Supplied passage below:
Canada Post has sustained a supply chain attack that has left the data of 950,000 senders and receivers exposed for hackers to copy.
In a statement, the post office explained that its electronic data interchange (EDI) solution supplier Commport Communications was hit by cyberattackers. Commport Communications manages the shipping manifest data of its large parcel business customers.
The attackers managed to copy shipping manifests for 44 of the post office’s commercial users, resulting in the data of just over 950,000 senders and receivers being stolen. Canada Post said that after a comprehensive review of the shipping manifest, it concluded that 97% of the data contained only the name and address of the receiving customer. The remaining 3% of the data contained an email address or phone number.
Canada Post said that it was initially notified of a possible data breach problem last November. At that time, the post office notified its IT subsidiary Innovapost of a “potential ransomware issue.” Also, during that time, Commport said that it found no evidence to suggest that any customer data was compromised.
But in its recent statement, Canada Post said that it was notified just last week by Commport that the manifest data from July 2016 to March 2019 had been compromised by cyberattackers.
IT World Canada reported that the attack is likely to be the work of the ransomware group Lorenz. Cybersecurity company Emsisoft noted that Commport Communications was listed on the Lorenz breach website, which claimed to have posted copies of allegedly stolen files on December 20, 2020.
Bleeping Computer spoke with a researcher that said that Lorenz is a relatively new ransomware group, having only emerged this April. However, Emsisoft noted that Lorenz’s code is based on another ransomware, ThunderCrypt, which leads experts to believe that Lorenz is a rebrand of ThunderCrypt instead of being a separate group.
End of Supplied passage.
### Task set
**A)** Read the report on the Canada Post data breach and decide whether each statement agrees with it. Give yes or no for each, along with the deciding words quoted from the report.
(i) In November, Commport found evidence that customer data had been compromised.
(ii) Of the stolen data, 97% contained only the name and address of the receiving customer.
(iii) The compromised manifest data covered July 2016 to March 2019.
**B)** According to the report on the Canada Post data breach, for how many of the post office's commercial users did the attackers copy shipping manifests?
**C)** Reproduce the part of the report on the Canada Post data breach that starts at "But in its recent" and ends at "a separate group.".
Data listing below:
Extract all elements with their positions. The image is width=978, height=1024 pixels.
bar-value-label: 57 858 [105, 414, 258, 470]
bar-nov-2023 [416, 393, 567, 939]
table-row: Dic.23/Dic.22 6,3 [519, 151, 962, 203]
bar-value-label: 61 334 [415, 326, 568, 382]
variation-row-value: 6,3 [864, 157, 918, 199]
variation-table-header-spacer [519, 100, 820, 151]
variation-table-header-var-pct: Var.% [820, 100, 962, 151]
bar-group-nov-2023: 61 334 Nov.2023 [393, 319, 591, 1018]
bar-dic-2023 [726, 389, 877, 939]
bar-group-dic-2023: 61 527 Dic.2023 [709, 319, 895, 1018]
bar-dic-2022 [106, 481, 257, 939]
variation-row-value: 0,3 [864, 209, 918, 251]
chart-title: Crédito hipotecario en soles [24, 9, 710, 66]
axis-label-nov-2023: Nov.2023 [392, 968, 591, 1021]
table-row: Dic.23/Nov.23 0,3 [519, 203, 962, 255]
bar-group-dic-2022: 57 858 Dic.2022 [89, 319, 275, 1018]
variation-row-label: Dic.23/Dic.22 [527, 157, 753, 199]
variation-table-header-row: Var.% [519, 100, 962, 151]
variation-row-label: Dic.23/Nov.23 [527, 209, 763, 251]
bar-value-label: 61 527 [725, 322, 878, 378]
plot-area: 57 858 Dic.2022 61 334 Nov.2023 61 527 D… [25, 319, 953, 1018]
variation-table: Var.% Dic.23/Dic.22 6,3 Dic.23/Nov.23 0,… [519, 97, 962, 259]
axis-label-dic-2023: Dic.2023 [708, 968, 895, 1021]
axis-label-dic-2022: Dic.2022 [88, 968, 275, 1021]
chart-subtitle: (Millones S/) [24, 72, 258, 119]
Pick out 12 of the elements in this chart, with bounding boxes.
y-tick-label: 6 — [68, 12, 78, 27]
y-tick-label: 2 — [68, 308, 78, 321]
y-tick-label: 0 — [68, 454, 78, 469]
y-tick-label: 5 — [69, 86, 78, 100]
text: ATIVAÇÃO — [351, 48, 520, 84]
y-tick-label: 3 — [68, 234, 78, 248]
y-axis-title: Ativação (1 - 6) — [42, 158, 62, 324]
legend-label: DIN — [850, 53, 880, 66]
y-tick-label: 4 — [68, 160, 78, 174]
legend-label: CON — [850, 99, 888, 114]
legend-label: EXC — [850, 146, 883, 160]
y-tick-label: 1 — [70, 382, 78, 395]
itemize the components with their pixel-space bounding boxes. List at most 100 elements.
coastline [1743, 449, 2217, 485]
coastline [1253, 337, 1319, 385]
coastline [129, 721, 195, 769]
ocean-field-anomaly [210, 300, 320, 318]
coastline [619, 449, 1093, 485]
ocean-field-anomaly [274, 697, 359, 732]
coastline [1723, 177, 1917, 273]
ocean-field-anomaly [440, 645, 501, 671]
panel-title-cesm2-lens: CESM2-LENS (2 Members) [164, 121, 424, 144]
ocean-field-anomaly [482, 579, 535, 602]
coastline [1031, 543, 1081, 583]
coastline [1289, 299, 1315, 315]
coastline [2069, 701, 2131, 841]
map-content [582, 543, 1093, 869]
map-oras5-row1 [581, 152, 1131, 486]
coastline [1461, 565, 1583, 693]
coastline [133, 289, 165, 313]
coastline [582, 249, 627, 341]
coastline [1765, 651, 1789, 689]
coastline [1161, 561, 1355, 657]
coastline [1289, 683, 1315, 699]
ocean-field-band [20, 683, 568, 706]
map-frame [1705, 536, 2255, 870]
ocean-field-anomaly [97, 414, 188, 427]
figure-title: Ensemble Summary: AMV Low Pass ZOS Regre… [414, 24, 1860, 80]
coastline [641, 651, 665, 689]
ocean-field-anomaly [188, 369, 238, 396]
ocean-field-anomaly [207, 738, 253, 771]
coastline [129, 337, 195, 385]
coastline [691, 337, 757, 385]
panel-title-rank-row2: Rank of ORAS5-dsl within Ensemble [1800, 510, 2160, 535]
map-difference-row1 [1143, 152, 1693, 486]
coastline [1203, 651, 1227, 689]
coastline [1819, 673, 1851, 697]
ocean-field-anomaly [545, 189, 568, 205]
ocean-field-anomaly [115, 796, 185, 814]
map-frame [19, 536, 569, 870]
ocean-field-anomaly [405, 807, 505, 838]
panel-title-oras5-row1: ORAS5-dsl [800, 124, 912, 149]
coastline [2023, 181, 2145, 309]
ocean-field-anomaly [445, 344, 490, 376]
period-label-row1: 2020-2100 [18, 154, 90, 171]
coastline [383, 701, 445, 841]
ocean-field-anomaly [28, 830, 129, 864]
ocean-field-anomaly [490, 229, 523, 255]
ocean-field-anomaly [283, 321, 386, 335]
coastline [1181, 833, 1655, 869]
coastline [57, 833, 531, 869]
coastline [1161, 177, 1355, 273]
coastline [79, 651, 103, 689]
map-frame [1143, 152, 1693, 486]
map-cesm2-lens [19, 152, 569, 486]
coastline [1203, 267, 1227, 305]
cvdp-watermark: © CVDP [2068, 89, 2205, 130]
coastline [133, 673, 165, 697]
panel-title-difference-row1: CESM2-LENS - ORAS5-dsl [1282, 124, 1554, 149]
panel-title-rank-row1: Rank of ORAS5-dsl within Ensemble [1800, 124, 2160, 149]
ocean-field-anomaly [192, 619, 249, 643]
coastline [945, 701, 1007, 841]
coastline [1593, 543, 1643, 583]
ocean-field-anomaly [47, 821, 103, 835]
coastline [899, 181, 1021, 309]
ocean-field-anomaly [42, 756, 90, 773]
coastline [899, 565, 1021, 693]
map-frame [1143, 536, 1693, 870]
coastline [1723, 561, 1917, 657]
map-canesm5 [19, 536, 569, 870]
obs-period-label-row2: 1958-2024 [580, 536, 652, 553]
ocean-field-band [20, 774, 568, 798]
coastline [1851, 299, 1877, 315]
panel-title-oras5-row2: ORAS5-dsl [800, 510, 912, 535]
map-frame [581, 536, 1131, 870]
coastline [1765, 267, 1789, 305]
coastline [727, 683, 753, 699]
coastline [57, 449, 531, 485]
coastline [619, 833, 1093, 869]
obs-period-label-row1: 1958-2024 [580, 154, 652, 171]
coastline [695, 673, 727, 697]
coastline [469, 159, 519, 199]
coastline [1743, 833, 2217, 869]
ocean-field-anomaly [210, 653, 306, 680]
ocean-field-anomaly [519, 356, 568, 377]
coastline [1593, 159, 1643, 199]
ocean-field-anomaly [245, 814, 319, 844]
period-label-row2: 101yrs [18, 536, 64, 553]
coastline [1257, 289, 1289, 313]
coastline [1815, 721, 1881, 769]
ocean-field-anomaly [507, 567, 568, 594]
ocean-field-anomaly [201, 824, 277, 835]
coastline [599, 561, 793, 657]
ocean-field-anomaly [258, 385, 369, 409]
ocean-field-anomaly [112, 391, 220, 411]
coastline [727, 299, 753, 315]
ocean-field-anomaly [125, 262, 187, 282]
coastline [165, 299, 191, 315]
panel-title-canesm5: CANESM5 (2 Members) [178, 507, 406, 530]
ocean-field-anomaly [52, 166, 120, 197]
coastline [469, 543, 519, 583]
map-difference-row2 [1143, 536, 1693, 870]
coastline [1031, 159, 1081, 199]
End of Data listing.
### Task-by-task outputs
**A)**
(i) No: "Commport said that it found no evidence to suggest that any customer data was compromised."
(ii) Yes: "97% of the data contained only the name and address of the receiving customer."
(iii) Yes: "the manifest data from July 2016 to March 2019 had been compromised by cyberattackers."

**B)** 44 commercial users.

**C)**
But in its recent statement, Canada Post said that it was notified just last week by Commport that the manifest data from July 2016 to March 2019 had been compromised by cyberattackers.
IT World Canada reported that the attack is likely to be the work of the ransomware group Lorenz. Cybersecurity company Emsisoft noted that Commport Communications was listed on the Lorenz breach website, which claimed to have posted copies of allegedly stolen files on December 20, 2020.
Bleeping Computer spoke with a researcher that said that Lorenz is a relatively new ransomware group, having only emerged this April. However, Emsisoft noted that Lorenz’s code is based on another ransomware, ThunderCrypt, which leads experts to believe that Lorenz is a rebrand of ThunderCrypt instead of being a separate group.